PROBLEM TO WORK ON - Please copy the material below word for word, keeping every line as it is.

MATERIAL SUPPLIED -
━━━━━━━━
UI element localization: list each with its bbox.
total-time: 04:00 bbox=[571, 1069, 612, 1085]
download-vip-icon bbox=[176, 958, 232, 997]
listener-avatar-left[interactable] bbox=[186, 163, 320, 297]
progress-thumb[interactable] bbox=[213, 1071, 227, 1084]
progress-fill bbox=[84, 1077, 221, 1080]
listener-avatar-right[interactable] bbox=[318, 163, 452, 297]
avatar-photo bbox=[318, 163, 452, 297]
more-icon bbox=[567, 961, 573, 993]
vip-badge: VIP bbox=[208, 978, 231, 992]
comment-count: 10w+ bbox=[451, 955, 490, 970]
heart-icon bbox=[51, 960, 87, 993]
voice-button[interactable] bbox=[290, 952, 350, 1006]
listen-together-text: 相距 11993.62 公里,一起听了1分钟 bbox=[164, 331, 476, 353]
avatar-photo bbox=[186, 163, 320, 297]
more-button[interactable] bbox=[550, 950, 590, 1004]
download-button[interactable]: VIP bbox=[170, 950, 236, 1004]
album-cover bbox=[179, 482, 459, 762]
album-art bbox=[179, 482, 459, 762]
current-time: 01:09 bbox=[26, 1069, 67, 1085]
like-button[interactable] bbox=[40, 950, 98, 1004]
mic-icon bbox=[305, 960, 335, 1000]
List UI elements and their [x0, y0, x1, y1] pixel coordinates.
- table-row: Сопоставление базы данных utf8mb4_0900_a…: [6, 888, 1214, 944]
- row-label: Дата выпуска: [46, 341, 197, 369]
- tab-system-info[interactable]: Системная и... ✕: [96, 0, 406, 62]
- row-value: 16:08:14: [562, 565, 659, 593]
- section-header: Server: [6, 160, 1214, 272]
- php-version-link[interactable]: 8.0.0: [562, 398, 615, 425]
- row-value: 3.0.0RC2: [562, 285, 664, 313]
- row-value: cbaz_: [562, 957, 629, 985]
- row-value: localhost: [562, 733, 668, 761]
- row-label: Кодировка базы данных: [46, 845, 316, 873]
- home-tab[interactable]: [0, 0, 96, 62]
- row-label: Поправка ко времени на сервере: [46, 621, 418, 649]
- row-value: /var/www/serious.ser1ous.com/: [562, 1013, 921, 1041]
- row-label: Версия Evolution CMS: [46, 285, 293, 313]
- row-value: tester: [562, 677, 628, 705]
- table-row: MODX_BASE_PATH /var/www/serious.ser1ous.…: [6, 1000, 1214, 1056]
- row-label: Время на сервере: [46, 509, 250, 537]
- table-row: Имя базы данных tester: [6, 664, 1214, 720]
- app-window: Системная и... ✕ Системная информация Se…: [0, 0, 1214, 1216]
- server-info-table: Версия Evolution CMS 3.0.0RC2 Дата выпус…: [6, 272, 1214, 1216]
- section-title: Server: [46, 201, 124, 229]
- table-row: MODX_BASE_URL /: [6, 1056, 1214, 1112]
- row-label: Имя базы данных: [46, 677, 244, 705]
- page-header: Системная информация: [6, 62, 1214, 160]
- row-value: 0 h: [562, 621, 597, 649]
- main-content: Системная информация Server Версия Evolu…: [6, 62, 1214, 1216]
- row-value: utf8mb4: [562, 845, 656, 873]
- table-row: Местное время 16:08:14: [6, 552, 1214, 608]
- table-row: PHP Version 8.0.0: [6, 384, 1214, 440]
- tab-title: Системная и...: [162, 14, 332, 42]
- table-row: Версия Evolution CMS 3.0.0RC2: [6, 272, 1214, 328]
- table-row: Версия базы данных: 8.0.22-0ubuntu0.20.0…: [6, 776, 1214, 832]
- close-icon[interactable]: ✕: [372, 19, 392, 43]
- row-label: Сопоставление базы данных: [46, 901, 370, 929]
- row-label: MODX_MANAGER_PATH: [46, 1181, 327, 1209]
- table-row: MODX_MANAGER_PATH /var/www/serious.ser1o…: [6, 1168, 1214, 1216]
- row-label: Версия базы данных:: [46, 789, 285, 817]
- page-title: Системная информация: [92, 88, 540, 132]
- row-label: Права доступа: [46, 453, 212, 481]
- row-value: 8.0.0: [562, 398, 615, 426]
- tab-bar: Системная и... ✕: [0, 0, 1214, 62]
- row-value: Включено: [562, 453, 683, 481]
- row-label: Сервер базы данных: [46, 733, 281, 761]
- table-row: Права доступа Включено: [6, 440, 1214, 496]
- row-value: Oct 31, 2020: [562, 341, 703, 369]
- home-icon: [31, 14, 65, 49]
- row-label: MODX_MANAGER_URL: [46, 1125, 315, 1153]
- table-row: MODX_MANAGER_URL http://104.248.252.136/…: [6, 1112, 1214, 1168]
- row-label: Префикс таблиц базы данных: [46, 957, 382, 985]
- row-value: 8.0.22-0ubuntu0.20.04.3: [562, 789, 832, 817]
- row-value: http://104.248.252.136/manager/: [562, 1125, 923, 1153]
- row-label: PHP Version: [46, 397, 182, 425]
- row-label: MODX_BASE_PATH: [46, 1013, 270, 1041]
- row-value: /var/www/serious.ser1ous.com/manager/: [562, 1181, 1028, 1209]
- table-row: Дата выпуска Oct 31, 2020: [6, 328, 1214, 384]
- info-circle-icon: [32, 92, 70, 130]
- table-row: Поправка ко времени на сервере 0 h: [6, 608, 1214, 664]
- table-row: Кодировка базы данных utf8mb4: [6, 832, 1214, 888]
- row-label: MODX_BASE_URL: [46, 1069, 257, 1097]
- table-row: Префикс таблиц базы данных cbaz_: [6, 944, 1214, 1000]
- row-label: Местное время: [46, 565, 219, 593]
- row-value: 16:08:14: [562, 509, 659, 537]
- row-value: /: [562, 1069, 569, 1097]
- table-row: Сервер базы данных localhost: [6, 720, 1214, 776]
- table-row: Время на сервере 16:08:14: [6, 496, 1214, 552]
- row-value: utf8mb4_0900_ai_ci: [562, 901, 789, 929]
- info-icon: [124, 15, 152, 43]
━━━━━━━━
WORKED SOLUTION -
UI element localization: list each with its bbox.
total-time: 04:00 bbox=[571, 1069, 612, 1085]
download-vip-icon bbox=[176, 958, 232, 997]
listener-avatar-left[interactable] bbox=[186, 163, 320, 297]
progress-thumb[interactable] bbox=[213, 1071, 227, 1084]
progress-fill bbox=[84, 1077, 221, 1080]
listener-avatar-right[interactable] bbox=[318, 163, 452, 297]
avatar-photo bbox=[318, 163, 452, 297]
more-icon bbox=[567, 961, 573, 993]
vip-badge: VIP bbox=[208, 978, 231, 992]
comment-count: 10w+ bbox=[451, 955, 490, 970]
heart-icon bbox=[51, 960, 87, 993]
voice-button[interactable] bbox=[290, 952, 350, 1006]
listen-together-text: 相距 11993.62 公里,一起听了1分钟 bbox=[164, 331, 476, 353]
avatar-photo bbox=[186, 163, 320, 297]
more-button[interactable] bbox=[550, 950, 590, 1004]
download-button[interactable]: VIP bbox=[170, 950, 236, 1004]
album-cover bbox=[179, 482, 459, 762]
album-art bbox=[179, 482, 459, 762]
current-time: 01:09 bbox=[26, 1069, 67, 1085]
like-button[interactable] bbox=[40, 950, 98, 1004]
mic-icon bbox=[305, 960, 335, 1000]
List UI elements and their [x0, y0, x1, y1] pixel coordinates.
- table-row: Сопоставление базы данных utf8mb4_0900_a…: [6, 888, 1214, 944]
- row-label: Дата выпуска: [46, 341, 197, 369]
- tab-system-info[interactable]: Системная и... ✕: [96, 0, 406, 62]
- row-value: 16:08:14: [562, 565, 659, 593]
- section-header: Server: [6, 160, 1214, 272]
- php-version-link[interactable]: 8.0.0: [562, 398, 615, 425]
- row-value: 3.0.0RC2: [562, 285, 664, 313]
- row-value: cbaz_: [562, 957, 629, 985]
- row-value: localhost: [562, 733, 668, 761]
- row-label: Кодировка базы данных: [46, 845, 316, 873]
- home-tab[interactable]: [0, 0, 96, 62]
- row-label: Поправка ко времени на сервере: [46, 621, 418, 649]
- row-value: /var/www/serious.ser1ous.com/: [562, 1013, 921, 1041]
- row-label: Версия Evolution CMS: [46, 285, 293, 313]
- row-value: tester: [562, 677, 628, 705]
- table-row: MODX_BASE_PATH /var/www/serious.ser1ous.…: [6, 1000, 1214, 1056]
- row-label: Время на сервере: [46, 509, 250, 537]
- table-row: Имя базы данных tester: [6, 664, 1214, 720]
- app-window: Системная и... ✕ Системная информация Se…: [0, 0, 1214, 1216]
- server-info-table: Версия Evolution CMS 3.0.0RC2 Дата выпус…: [6, 272, 1214, 1216]
- section-title: Server: [46, 201, 124, 229]
- table-row: MODX_BASE_URL /: [6, 1056, 1214, 1112]
- row-label: Имя базы данных: [46, 677, 244, 705]
- page-header: Системная информация: [6, 62, 1214, 160]
- row-value: 0 h: [562, 621, 597, 649]
- main-content: Системная информация Server Версия Evolu…: [6, 62, 1214, 1216]
- row-value: utf8mb4: [562, 845, 656, 873]
- table-row: Местное время 16:08:14: [6, 552, 1214, 608]
- table-row: PHP Version 8.0.0: [6, 384, 1214, 440]
- tab-title: Системная и...: [162, 14, 332, 42]
- table-row: Версия Evolution CMS 3.0.0RC2: [6, 272, 1214, 328]
- table-row: Версия базы данных: 8.0.22-0ubuntu0.20.0…: [6, 776, 1214, 832]
- close-icon[interactable]: ✕: [372, 19, 392, 43]
- row-label: Сопоставление базы данных: [46, 901, 370, 929]
- row-label: MODX_MANAGER_PATH: [46, 1181, 327, 1209]
- table-row: MODX_MANAGER_PATH /var/www/serious.ser1o…: [6, 1168, 1214, 1216]
- row-label: Версия базы данных:: [46, 789, 285, 817]
- page-title: Системная информация: [92, 88, 540, 132]
- row-label: Права доступа: [46, 453, 212, 481]
- row-value: 8.0.0: [562, 398, 615, 426]
- tab-bar: Системная и... ✕: [0, 0, 1214, 62]
- row-value: Включено: [562, 453, 683, 481]
- row-label: Сервер базы данных: [46, 733, 281, 761]
- table-row: Права доступа Включено: [6, 440, 1214, 496]
- row-value: Oct 31, 2020: [562, 341, 703, 369]
- home-icon: [31, 14, 65, 49]
- row-label: MODX_MANAGER_URL: [46, 1125, 315, 1153]
- table-row: MODX_MANAGER_URL http://104.248.252.136/…: [6, 1112, 1214, 1168]
- row-label: Префикс таблиц базы данных: [46, 957, 382, 985]
- row-value: 8.0.22-0ubuntu0.20.04.3: [562, 789, 832, 817]
- row-value: http://104.248.252.136/manager/: [562, 1125, 923, 1153]
- row-label: PHP Version: [46, 397, 182, 425]
- row-label: MODX_BASE_PATH: [46, 1013, 270, 1041]
- row-value: /var/www/serious.ser1ous.com/manager/: [562, 1181, 1028, 1209]
- table-row: Дата выпуска Oct 31, 2020: [6, 328, 1214, 384]
- info-circle-icon: [32, 92, 70, 130]
- table-row: Поправка ко времени на сервере 0 h: [6, 608, 1214, 664]
- table-row: Кодировка базы данных utf8mb4: [6, 832, 1214, 888]
- row-label: MODX_BASE_URL: [46, 1069, 257, 1097]
- table-row: Префикс таблиц базы данных cbaz_: [6, 944, 1214, 1000]
- row-label: Местное время: [46, 565, 219, 593]
- row-value: 16:08:14: [562, 509, 659, 537]
- row-value: /: [562, 1069, 569, 1097]
- table-row: Сервер базы данных localhost: [6, 720, 1214, 776]
- table-row: Время на сервере 16:08:14: [6, 496, 1214, 552]
- row-value: utf8mb4_0900_ai_ci: [562, 901, 789, 929]
- info-icon: [124, 15, 152, 43]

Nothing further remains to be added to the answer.